◆ **Given request**: Write down each entry again, exactly as it reads.

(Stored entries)
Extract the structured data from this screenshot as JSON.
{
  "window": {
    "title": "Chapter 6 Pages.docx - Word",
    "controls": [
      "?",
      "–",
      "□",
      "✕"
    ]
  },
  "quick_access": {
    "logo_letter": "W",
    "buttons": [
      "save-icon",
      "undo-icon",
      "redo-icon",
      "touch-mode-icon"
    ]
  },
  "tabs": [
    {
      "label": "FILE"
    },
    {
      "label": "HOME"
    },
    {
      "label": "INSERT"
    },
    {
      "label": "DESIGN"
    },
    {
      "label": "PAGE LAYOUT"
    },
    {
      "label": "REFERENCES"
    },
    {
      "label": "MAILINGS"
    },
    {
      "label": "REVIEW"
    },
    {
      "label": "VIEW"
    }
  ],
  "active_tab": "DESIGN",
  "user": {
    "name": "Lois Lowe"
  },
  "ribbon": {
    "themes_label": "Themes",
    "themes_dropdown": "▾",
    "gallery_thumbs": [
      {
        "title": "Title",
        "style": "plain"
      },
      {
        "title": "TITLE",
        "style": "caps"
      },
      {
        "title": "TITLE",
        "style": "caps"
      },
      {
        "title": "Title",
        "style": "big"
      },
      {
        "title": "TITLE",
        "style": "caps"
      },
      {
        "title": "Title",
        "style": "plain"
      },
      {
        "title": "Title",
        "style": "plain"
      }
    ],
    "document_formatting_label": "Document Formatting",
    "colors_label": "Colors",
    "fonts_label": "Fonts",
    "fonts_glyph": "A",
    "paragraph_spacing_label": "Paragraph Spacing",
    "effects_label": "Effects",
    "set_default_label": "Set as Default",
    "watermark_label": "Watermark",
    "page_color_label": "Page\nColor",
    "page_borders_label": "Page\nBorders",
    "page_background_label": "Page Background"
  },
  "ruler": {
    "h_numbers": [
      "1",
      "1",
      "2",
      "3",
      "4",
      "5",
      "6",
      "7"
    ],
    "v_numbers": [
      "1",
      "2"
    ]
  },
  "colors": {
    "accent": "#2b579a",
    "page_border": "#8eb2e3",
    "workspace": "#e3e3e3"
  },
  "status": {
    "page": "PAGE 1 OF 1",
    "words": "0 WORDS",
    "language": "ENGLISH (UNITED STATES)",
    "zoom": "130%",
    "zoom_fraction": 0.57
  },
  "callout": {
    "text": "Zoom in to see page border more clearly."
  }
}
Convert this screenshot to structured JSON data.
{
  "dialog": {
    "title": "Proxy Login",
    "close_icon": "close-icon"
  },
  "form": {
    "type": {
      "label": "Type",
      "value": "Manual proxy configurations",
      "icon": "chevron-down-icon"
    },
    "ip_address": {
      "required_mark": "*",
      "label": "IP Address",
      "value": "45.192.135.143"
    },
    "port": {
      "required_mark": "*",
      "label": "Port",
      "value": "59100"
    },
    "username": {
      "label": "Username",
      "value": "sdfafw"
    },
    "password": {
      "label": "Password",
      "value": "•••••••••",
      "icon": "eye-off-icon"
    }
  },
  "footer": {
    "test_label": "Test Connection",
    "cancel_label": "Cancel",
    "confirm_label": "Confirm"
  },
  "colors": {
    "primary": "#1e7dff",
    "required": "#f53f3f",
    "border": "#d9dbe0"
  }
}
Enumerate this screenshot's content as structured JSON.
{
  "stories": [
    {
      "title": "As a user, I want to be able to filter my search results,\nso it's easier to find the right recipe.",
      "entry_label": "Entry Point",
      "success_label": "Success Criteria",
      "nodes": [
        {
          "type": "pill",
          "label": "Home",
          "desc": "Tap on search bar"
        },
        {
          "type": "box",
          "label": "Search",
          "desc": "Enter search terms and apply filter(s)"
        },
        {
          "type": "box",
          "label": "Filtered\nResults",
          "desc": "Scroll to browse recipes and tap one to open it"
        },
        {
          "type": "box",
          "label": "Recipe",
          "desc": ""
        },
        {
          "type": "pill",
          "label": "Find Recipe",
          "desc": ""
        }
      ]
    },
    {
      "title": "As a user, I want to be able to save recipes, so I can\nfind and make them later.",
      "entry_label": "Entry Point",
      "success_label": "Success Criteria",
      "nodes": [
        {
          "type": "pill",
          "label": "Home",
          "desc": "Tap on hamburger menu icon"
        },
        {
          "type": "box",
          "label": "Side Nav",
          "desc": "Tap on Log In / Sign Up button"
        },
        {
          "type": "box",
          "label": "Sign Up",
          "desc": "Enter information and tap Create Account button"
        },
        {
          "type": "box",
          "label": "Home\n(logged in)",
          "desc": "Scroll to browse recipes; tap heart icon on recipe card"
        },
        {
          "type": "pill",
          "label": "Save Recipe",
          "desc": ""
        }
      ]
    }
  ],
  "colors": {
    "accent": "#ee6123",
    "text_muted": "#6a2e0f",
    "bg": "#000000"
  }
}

◆ **Correct response**:
Extract the structured data from this screenshot as JSON.
{
  "window": {
    "title": "Chapter 6 Pages.docx - Word",
    "controls": [
      "?",
      "–",
      "□",
      "✕"
    ]
  },
  "quick_access": {
    "logo_letter": "W",
    "buttons": [
      "save-icon",
      "undo-icon",
      "redo-icon",
      "touch-mode-icon"
    ]
  },
  "tabs": [
    {
      "label": "FILE"
    },
    {
      "label": "HOME"
    },
    {
      "label": "INSERT"
    },
    {
      "label": "DESIGN"
    },
    {
      "label": "PAGE LAYOUT"
    },
    {
      "label": "REFERENCES"
    },
    {
      "label": "MAILINGS"
    },
    {
      "label": "REVIEW"
    },
    {
      "label": "VIEW"
    }
  ],
  "active_tab": "DESIGN",
  "user": {
    "name": "Lois Lowe"
  },
  "ribbon": {
    "themes_label": "Themes",
    "themes_dropdown": "▾",
    "gallery_thumbs": [
      {
        "title": "Title",
        "style": "plain"
      },
      {
        "title": "TITLE",
        "style": "caps"
      },
      {
        "title": "TITLE",
        "style": "caps"
      },
      {
        "title": "Title",
        "style": "big"
      },
      {
        "title": "TITLE",
        "style": "caps"
      },
      {
        "title": "Title",
        "style": "plain"
      },
      {
        "title": "Title",
        "style": "plain"
      }
    ],
    "document_formatting_label": "Document Formatting",
    "colors_label": "Colors",
    "fonts_label": "Fonts",
    "fonts_glyph": "A",
    "paragraph_spacing_label": "Paragraph Spacing",
    "effects_label": "Effects",
    "set_default_label": "Set as Default",
    "watermark_label": "Watermark",
    "page_color_label": "Page\nColor",
    "page_borders_label": "Page\nBorders",
    "page_background_label": "Page Background"
  },
  "ruler": {
    "h_numbers": [
      "1",
      "1",
      "2",
      "3",
      "4",
      "5",
      "6",
      "7"
    ],
    "v_numbers": [
      "1",
      "2"
    ]
  },
  "colors": {
    "accent": "#2b579a",
    "page_border": "#8eb2e3",
    "workspace": "#e3e3e3"
  },
  "status": {
    "page": "PAGE 1 OF 1",
    "words": "0 WORDS",
    "language": "ENGLISH (UNITED STATES)",
    "zoom": "130%",
    "zoom_fraction": 0.57
  },
  "callout": {
    "text": "Zoom in to see page border more clearly."
  }
}
Convert this screenshot to structured JSON data.
{
  "dialog": {
    "title": "Proxy Login",
    "close_icon": "close-icon"
  },
  "form": {
    "type": {
      "label": "Type",
      "value": "Manual proxy configurations",
      "icon": "chevron-down-icon"
    },
    "ip_address": {
      "required_mark": "*",
      "label": "IP Address",
      "value": "45.192.135.143"
    },
    "port": {
      "required_mark": "*",
      "label": "Port",
      "value": "59100"
    },
    "username": {
      "label": "Username",
      "value": "sdfafw"
    },
    "password": {
      "label": "Password",
      "value": "•••••••••",
      "icon": "eye-off-icon"
    }
  },
  "footer": {
    "test_label": "Test Connection",
    "cancel_label": "Cancel",
    "confirm_label": "Confirm"
  },
  "colors": {
    "primary": "#1e7dff",
    "required": "#f53f3f",
    "border": "#d9dbe0"
  }
}
Enumerate this screenshot's content as structured JSON.
{
  "stories": [
    {
      "title": "As a user, I want to be able to filter my search results,\nso it's easier to find the right recipe.",
      "entry_label": "Entry Point",
      "success_label": "Success Criteria",
      "nodes": [
        {
          "type": "pill",
          "label": "Home",
          "desc": "Tap on search bar"
        },
        {
          "type": "box",
          "label": "Search",
          "desc": "Enter search terms and apply filter(s)"
        },
        {
          "type": "box",
          "label": "Filtered\nResults",
          "desc": "Scroll to browse recipes and tap one to open it"
        },
        {
          "type": "box",
          "label": "Recipe",
          "desc": ""
        },
        {
          "type": "pill",
          "label": "Find Recipe",
          "desc": ""
        }
      ]
    },
    {
      "title": "As a user, I want to be able to save recipes, so I can\nfind and make them later.",
      "entry_label": "Entry Point",
      "success_label": "Success Criteria",
      "nodes": [
        {
          "type": "pill",
          "label": "Home",
          "desc": "Tap on hamburger menu icon"
        },
        {
          "type": "box",
          "label": "Side Nav",
          "desc": "Tap on Log In / Sign Up button"
        },
        {
          "type": "box",
          "label": "Sign Up",
          "desc": "Enter information and tap Create Account button"
        },
        {
          "type": "box",
          "label": "Home\n(logged in)",
          "desc": "Scroll to browse recipes; tap heart icon on recipe card"
        },
        {
          "type": "pill",
          "label": "Save Recipe",
          "desc": ""
        }
      ]
    }
  ],
  "colors": {
    "accent": "#ee6123",
    "text_muted": "#6a2e0f",
    "bg": "#000000"
  }
}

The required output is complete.